Start

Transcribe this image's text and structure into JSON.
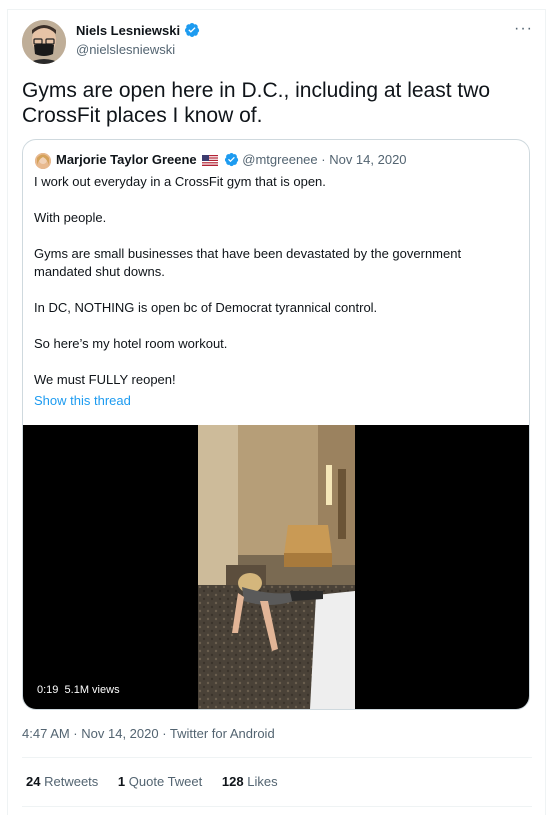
{
  "tweet": {
    "author_name": "Niels Lesniewski",
    "author_handle": "@nielslesniewski",
    "text": "Gyms are open here in D.C., including at least two CrossFit places I know of.",
    "more_icon": "···",
    "timestamp": "4:47 AM · Nov 14, 2020 · Twitter for Android"
  },
  "quoted": {
    "author_name": "Marjorie Taylor Greene",
    "handle": "@mtgreenee",
    "separator": " · ",
    "date": "Nov 14, 2020",
    "paragraphs": [
      "I work out everyday in a CrossFit gym that is open.",
      "With people.",
      "Gyms are small businesses that have been devastated by the government mandated shut downs.",
      "In DC, NOTHING is open bc of Democrat tyrannical control.",
      "So here’s my hotel room workout.",
      "We must FULLY reopen!"
    ],
    "show_thread": "Show this thread",
    "video": {
      "duration": "0:19",
      "views": "5.1M views"
    }
  },
  "stats": {
    "retweets_count": "24",
    "retweets_label": "Retweets",
    "quotes_count": "1",
    "quotes_label": "Quote Tweet",
    "likes_count": "128",
    "likes_label": "Likes"
  },
  "colors": {
    "accent": "#1d9bf0",
    "text": "#0f1419",
    "muted": "#536471",
    "border": "#cfd9de"
  }
}
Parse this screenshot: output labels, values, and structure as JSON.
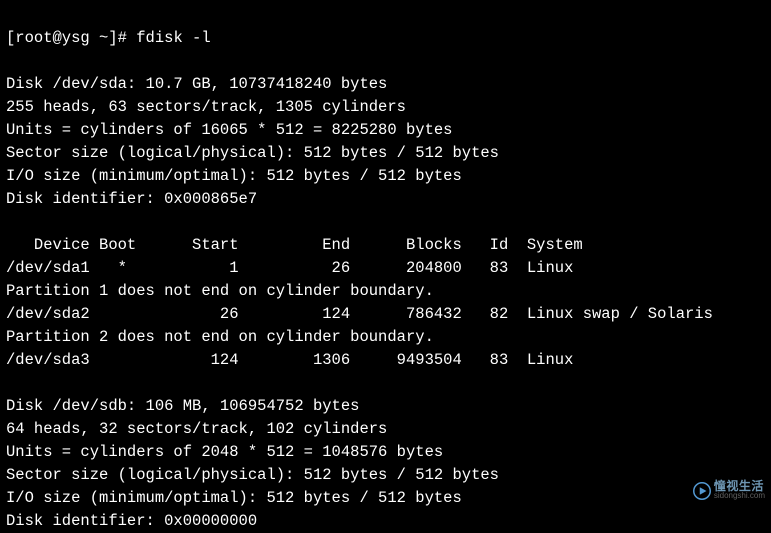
{
  "prompt": {
    "left": "[root@ysg ~]# ",
    "command": "fdisk -l"
  },
  "disk_sda": {
    "header": "Disk /dev/sda: 10.7 GB, 10737418240 bytes",
    "geometry": "255 heads, 63 sectors/track, 1305 cylinders",
    "units": "Units = cylinders of 16065 * 512 = 8225280 bytes",
    "sector_size": "Sector size (logical/physical): 512 bytes / 512 bytes",
    "io_size": "I/O size (minimum/optimal): 512 bytes / 512 bytes",
    "identifier": "Disk identifier: 0x000865e7"
  },
  "partitions": {
    "header": "   Device Boot      Start         End      Blocks   Id  System",
    "row1": "/dev/sda1   *           1          26      204800   83  Linux",
    "note1": "Partition 1 does not end on cylinder boundary.",
    "row2": "/dev/sda2              26         124      786432   82  Linux swap / Solaris",
    "note2": "Partition 2 does not end on cylinder boundary.",
    "row3": "/dev/sda3             124        1306     9493504   83  Linux"
  },
  "disk_sdb": {
    "header": "Disk /dev/sdb: 106 MB, 106954752 bytes",
    "geometry": "64 heads, 32 sectors/track, 102 cylinders",
    "units": "Units = cylinders of 2048 * 512 = 1048576 bytes",
    "sector_size": "Sector size (logical/physical): 512 bytes / 512 bytes",
    "io_size": "I/O size (minimum/optimal): 512 bytes / 512 bytes",
    "identifier": "Disk identifier: 0x00000000"
  },
  "watermark": {
    "text": "憧视生活",
    "sub": "sidongshi.com"
  }
}
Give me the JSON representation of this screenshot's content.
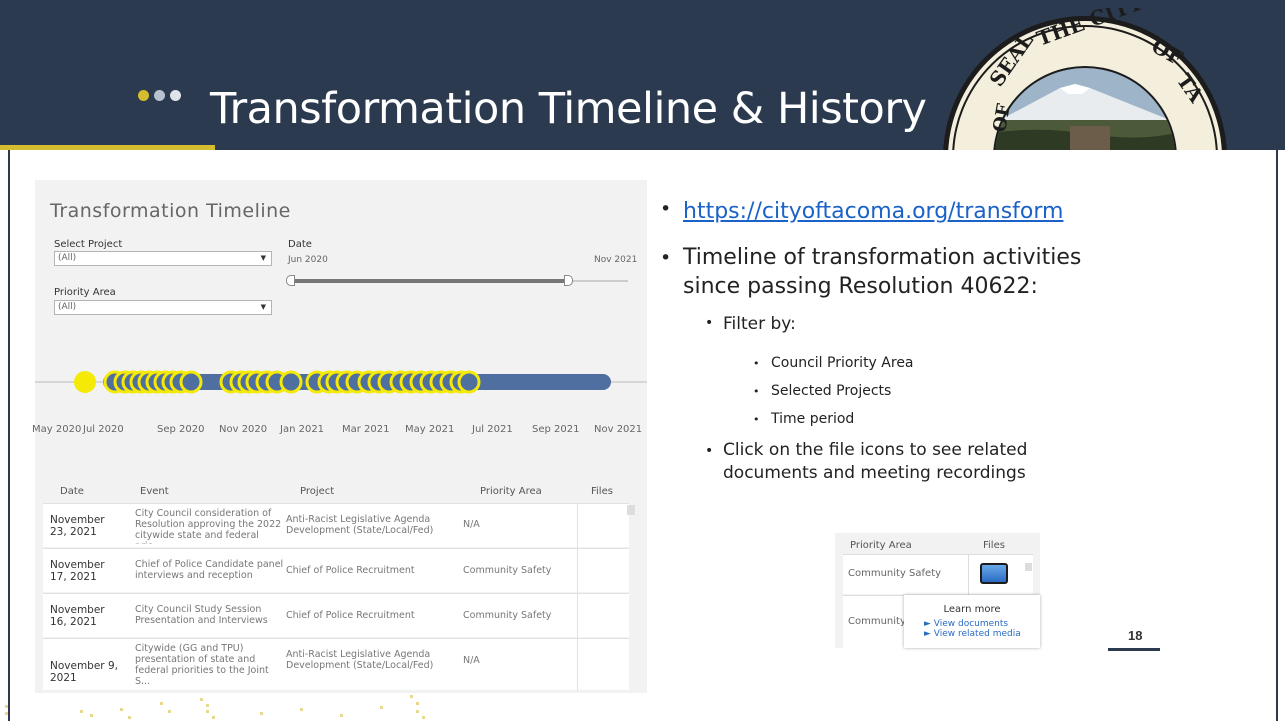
{
  "slide": {
    "title": "Transformation Timeline & History",
    "page_number": "18",
    "colors": {
      "header": "#2b3a4f",
      "accent": "#d6bd2f",
      "dot1": "#d6bd2f",
      "dot2": "#b8c1cf",
      "dot3": "#dfe3ea"
    }
  },
  "seal": {
    "text": "SEAL OF THE CITY OF TACOMA"
  },
  "dashboard": {
    "title": "Transformation Timeline",
    "filters": {
      "project_label": "Select Project",
      "project_value": "(All)",
      "priority_label": "Priority Area",
      "priority_value": "(All)",
      "date_label": "Date",
      "date_start": "Jun 2020",
      "date_end": "Nov 2021"
    },
    "axis_ticks": [
      "May 2020",
      "Jul 2020",
      "Sep 2020",
      "Nov 2020",
      "Jan 2021",
      "Mar 2021",
      "May 2021",
      "Jul 2021",
      "Sep 2021",
      "Nov 2021"
    ],
    "columns": [
      "Date",
      "Event",
      "Project",
      "Priority Area",
      "Files"
    ],
    "rows": [
      {
        "date": "November 23, 2021",
        "event": "City Council consideration of Resolution approving the 2022 citywide state and federal prio...",
        "project": "Anti-Racist Legislative Agenda Development (State/Local/Fed)",
        "area": "N/A"
      },
      {
        "date": "November 17, 2021",
        "event": "Chief of Police Candidate panel interviews and reception",
        "project": "Chief of Police Recruitment",
        "area": "Community Safety"
      },
      {
        "date": "November 16, 2021",
        "event": "City Council Study Session Presentation and Interviews",
        "project": "Chief of Police Recruitment",
        "area": "Community Safety"
      },
      {
        "date": "November 9, 2021",
        "event": "Citywide (GG and TPU) presentation of state and federal priorities to the Joint S...",
        "project": "Anti-Racist Legislative Agenda Development (State/Local/Fed)",
        "area": "N/A"
      }
    ],
    "marker_colors": {
      "highlight": "#f5e906",
      "default": "#4f6fa0"
    }
  },
  "bullets": {
    "link": "https://cityoftacoma.org/transform",
    "timeline_line1": "Timeline of transformation activities",
    "timeline_line2": "since passing Resolution 40622:",
    "filter_by": "Filter by:",
    "filter_items": [
      "Council Priority Area",
      "Selected Projects",
      "Time period"
    ],
    "click_line1": "Click on the file icons to see related",
    "click_line2": "documents and meeting recordings"
  },
  "mini": {
    "col_area": "Priority Area",
    "col_files": "Files",
    "row1_area": "Community Safety",
    "row2_area": "Community",
    "popup_title": "Learn more",
    "popup_link1": "► View documents",
    "popup_link2": "► View related media"
  }
}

End

> **PROBLEM STATEMENT**:
Copy the listing in full and without alteration, omitting every picture.

> **OUTPUT FOR THIS EXERCISE**:
Transcribe this image's text and structure into JSON.
{
  "tweet": {
    "author_name": "Niels Lesniewski",
    "author_handle": "@nielslesniewski",
    "text": "Gyms are open here in D.C., including at least two CrossFit places I know of.",
    "more_icon": "···",
    "timestamp": "4:47 AM · Nov 14, 2020 · Twitter for Android"
  },
  "quoted": {
    "author_name": "Marjorie Taylor Greene",
    "handle": "@mtgreenee",
    "separator": " · ",
    "date": "Nov 14, 2020",
    "paragraphs": [
      "I work out everyday in a CrossFit gym that is open.",
      "With people.",
      "Gyms are small businesses that have been devastated by the government mandated shut downs.",
      "In DC, NOTHING is open bc of Democrat tyrannical control.",
      "So here’s my hotel room workout.",
      "We must FULLY reopen!"
    ],
    "show_thread": "Show this thread",
    "video": {
      "duration": "0:19",
      "views": "5.1M views"
    }
  },
  "stats": {
    "retweets_count": "24",
    "retweets_label": "Retweets",
    "quotes_count": "1",
    "quotes_label": "Quote Tweet",
    "likes_count": "128",
    "likes_label": "Likes"
  },
  "colors": {
    "accent": "#1d9bf0",
    "text": "#0f1419",
    "muted": "#536471",
    "border": "#cfd9de"
  }
}
Parse this screenshot: output labels, values, and structure as JSON.
{
  "prompt": {
    "left": "[root@ysg ~]# ",
    "command": "fdisk -l"
  },
  "disk_sda": {
    "header": "Disk /dev/sda: 10.7 GB, 10737418240 bytes",
    "geometry": "255 heads, 63 sectors/track, 1305 cylinders",
    "units": "Units = cylinders of 16065 * 512 = 8225280 bytes",
    "sector_size": "Sector size (logical/physical): 512 bytes / 512 bytes",
    "io_size": "I/O size (minimum/optimal): 512 bytes / 512 bytes",
    "identifier": "Disk identifier: 0x000865e7"
  },
  "partitions": {
    "header": "   Device Boot      Start         End      Blocks   Id  System",
    "row1": "/dev/sda1   *           1          26      204800   83  Linux",
    "note1": "Partition 1 does not end on cylinder boundary.",
    "row2": "/dev/sda2              26         124      786432   82  Linux swap / Solaris",
    "note2": "Partition 2 does not end on cylinder boundary.",
    "row3": "/dev/sda3             124        1306     9493504   83  Linux"
  },
  "disk_sdb": {
    "header": "Disk /dev/sdb: 106 MB, 106954752 bytes",
    "geometry": "64 heads, 32 sectors/track, 102 cylinders",
    "units": "Units = cylinders of 2048 * 512 = 1048576 bytes",
    "sector_size": "Sector size (logical/physical): 512 bytes / 512 bytes",
    "io_size": "I/O size (minimum/optimal): 512 bytes / 512 bytes",
    "identifier": "Disk identifier: 0x00000000"
  },
  "watermark": {
    "text": "憧视生活",
    "sub": "sidongshi.com"
  }
}
Give me the JSON representation of this screenshot's content.
{
  "slide": {
    "title": "Transformation Timeline & History",
    "page_number": "18",
    "colors": {
      "header": "#2b3a4f",
      "accent": "#d6bd2f",
      "dot1": "#d6bd2f",
      "dot2": "#b8c1cf",
      "dot3": "#dfe3ea"
    }
  },
  "seal": {
    "text": "SEAL OF THE CITY OF TACOMA"
  },
  "dashboard": {
    "title": "Transformation Timeline",
    "filters": {
      "project_label": "Select Project",
      "project_value": "(All)",
      "priority_label": "Priority Area",
      "priority_value": "(All)",
      "date_label": "Date",
      "date_start": "Jun 2020",
      "date_end": "Nov 2021"
    },
    "axis_ticks": [
      "May 2020",
      "Jul 2020",
      "Sep 2020",
      "Nov 2020",
      "Jan 2021",
      "Mar 2021",
      "May 2021",
      "Jul 2021",
      "Sep 2021",
      "Nov 2021"
    ],
    "columns": [
      "Date",
      "Event",
      "Project",
      "Priority Area",
      "Files"
    ],
    "rows": [
      {
        "date": "November 23, 2021",
        "event": "City Council consideration of Resolution approving the 2022 citywide state and federal prio...",
        "project": "Anti-Racist Legislative Agenda Development (State/Local/Fed)",
        "area": "N/A"
      },
      {
        "date": "November 17, 2021",
        "event": "Chief of Police Candidate panel interviews and reception",
        "project": "Chief of Police Recruitment",
        "area": "Community Safety"
      },
      {
        "date": "November 16, 2021",
        "event": "City Council Study Session Presentation and Interviews",
        "project": "Chief of Police Recruitment",
        "area": "Community Safety"
      },
      {
        "date": "November 9, 2021",
        "event": "Citywide (GG and TPU) presentation of state and federal priorities to the Joint S...",
        "project": "Anti-Racist Legislative Agenda Development (State/Local/Fed)",
        "area": "N/A"
      }
    ],
    "marker_colors": {
      "highlight": "#f5e906",
      "default": "#4f6fa0"
    }
  },
  "bullets": {
    "link": "https://cityoftacoma.org/transform",
    "timeline_line1": "Timeline of transformation activities",
    "timeline_line2": "since passing Resolution 40622:",
    "filter_by": "Filter by:",
    "filter_items": [
      "Council Priority Area",
      "Selected Projects",
      "Time period"
    ],
    "click_line1": "Click on the file icons to see related",
    "click_line2": "documents and meeting recordings"
  },
  "mini": {
    "col_area": "Priority Area",
    "col_files": "Files",
    "row1_area": "Community Safety",
    "row2_area": "Community",
    "popup_title": "Learn more",
    "popup_link1": "► View documents",
    "popup_link2": "► View related media"
  }
}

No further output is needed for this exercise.